*Task directions*. Leaving out the pictures, please retype each record exactly.

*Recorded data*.
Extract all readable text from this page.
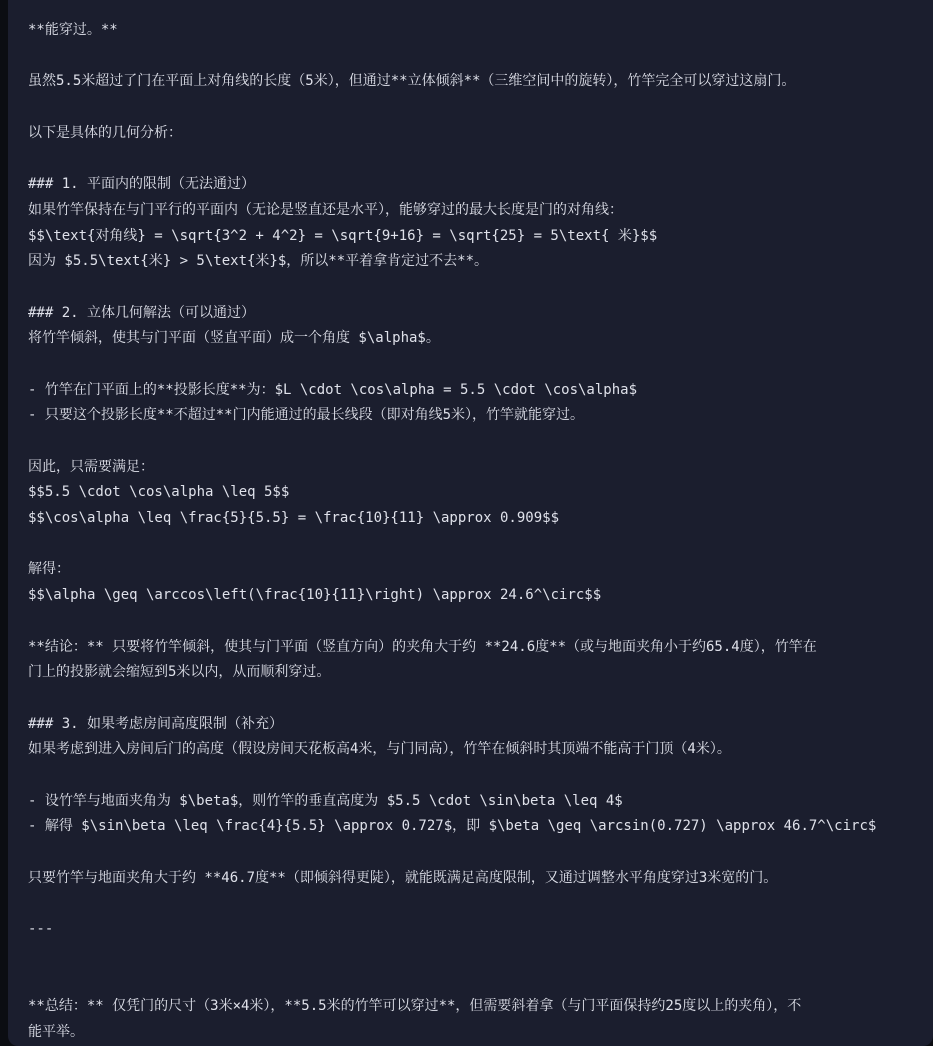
**能穿过。**

虽然5.5米超过了门在平面上对角线的长度（5米），但通过**立体倾斜**（三维空间中的旋转），竹竿完全可以穿过这扇门。

以下是具体的几何分析：

### 1. 平面内的限制（无法通过）
如果竹竿保持在与门平行的平面内（无论是竖直还是水平），能够穿过的最大长度是门的对角线：
$$\text{对角线} = \sqrt{3^2 + 4^2} = \sqrt{9+16} = \sqrt{25} = 5\text{ 米}$$
因为 $5.5\text{米} > 5\text{米}$，所以**平着拿肯定过不去**。

### 2. 立体几何解法（可以通过）
将竹竿倾斜，使其与门平面（竖直平面）成一个角度 $\alpha$。

- 竹竿在门平面上的**投影长度**为：$L \cdot \cos\alpha = 5.5 \cdot \cos\alpha$
- 只要这个投影长度**不超过**门内能通过的最长线段（即对角线5米），竹竿就能穿过。

因此，只需要满足：
$$5.5 \cdot \cos\alpha \leq 5$$
$$\cos\alpha \leq \frac{5}{5.5} = \frac{10}{11} \approx 0.909$$

解得：
$$\alpha \geq \arccos\left(\frac{10}{11}\right) \approx 24.6^\circ$$

**结论：** 只要将竹竿倾斜，使其与门平面（竖直方向）的夹角大于约 **24.6度**（或与地面夹角小于约65.4度），竹竿在
门上的投影就会缩短到5米以内，从而顺利穿过。

### 3. 如果考虑房间高度限制（补充）
如果考虑到进入房间后门的高度（假设房间天花板高4米，与门同高），竹竿在倾斜时其顶端不能高于门顶（4米）。

- 设竹竿与地面夹角为 $\beta$，则竹竿的垂直高度为 $5.5 \cdot \sin\beta \leq 4$
- 解得 $\sin\beta \leq \frac{4}{5.5} \approx 0.727$，即 $\beta \geq \arcsin(0.727) \approx 46.7^\circ$

只要竹竿与地面夹角大于约 **46.7度**（即倾斜得更陡），就能既满足高度限制，又通过调整水平角度穿过3米宽的门。

---

**总结：** 仅凭门的尺寸（3米×4米），**5.5米的竹竿可以穿过**，但需要斜着拿（与门平面保持约25度以上的夹角），不
能平举。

*Solution to the problem*.
Extract all readable text from this page.
**能穿过。**

虽然5.5米超过了门在平面上对角线的长度（5米），但通过**立体倾斜**（三维空间中的旋转），竹竿完全可以穿过这扇门。

以下是具体的几何分析：

### 1. 平面内的限制（无法通过）
如果竹竿保持在与门平行的平面内（无论是竖直还是水平），能够穿过的最大长度是门的对角线：
$$\text{对角线} = \sqrt{3^2 + 4^2} = \sqrt{9+16} = \sqrt{25} = 5\text{ 米}$$
因为 $5.5\text{米} > 5\text{米}$，所以**平着拿肯定过不去**。

### 2. 立体几何解法（可以通过）
将竹竿倾斜，使其与门平面（竖直平面）成一个角度 $\alpha$。

- 竹竿在门平面上的**投影长度**为：$L \cdot \cos\alpha = 5.5 \cdot \cos\alpha$
- 只要这个投影长度**不超过**门内能通过的最长线段（即对角线5米），竹竿就能穿过。

因此，只需要满足：
$$5.5 \cdot \cos\alpha \leq 5$$
$$\cos\alpha \leq \frac{5}{5.5} = \frac{10}{11} \approx 0.909$$

解得：
$$\alpha \geq \arccos\left(\frac{10}{11}\right) \approx 24.6^\circ$$

**结论：** 只要将竹竿倾斜，使其与门平面（竖直方向）的夹角大于约 **24.6度**（或与地面夹角小于约65.4度），竹竿在
门上的投影就会缩短到5米以内，从而顺利穿过。

### 3. 如果考虑房间高度限制（补充）
如果考虑到进入房间后门的高度（假设房间天花板高4米，与门同高），竹竿在倾斜时其顶端不能高于门顶（4米）。

- 设竹竿与地面夹角为 $\beta$，则竹竿的垂直高度为 $5.5 \cdot \sin\beta \leq 4$
- 解得 $\sin\beta \leq \frac{4}{5.5} \approx 0.727$，即 $\beta \geq \arcsin(0.727) \approx 46.7^\circ$

只要竹竿与地面夹角大于约 **46.7度**（即倾斜得更陡），就能既满足高度限制，又通过调整水平角度穿过3米宽的门。

---

**总结：** 仅凭门的尺寸（3米×4米），**5.5米的竹竿可以穿过**，但需要斜着拿（与门平面保持约25度以上的夹角），不
能平举。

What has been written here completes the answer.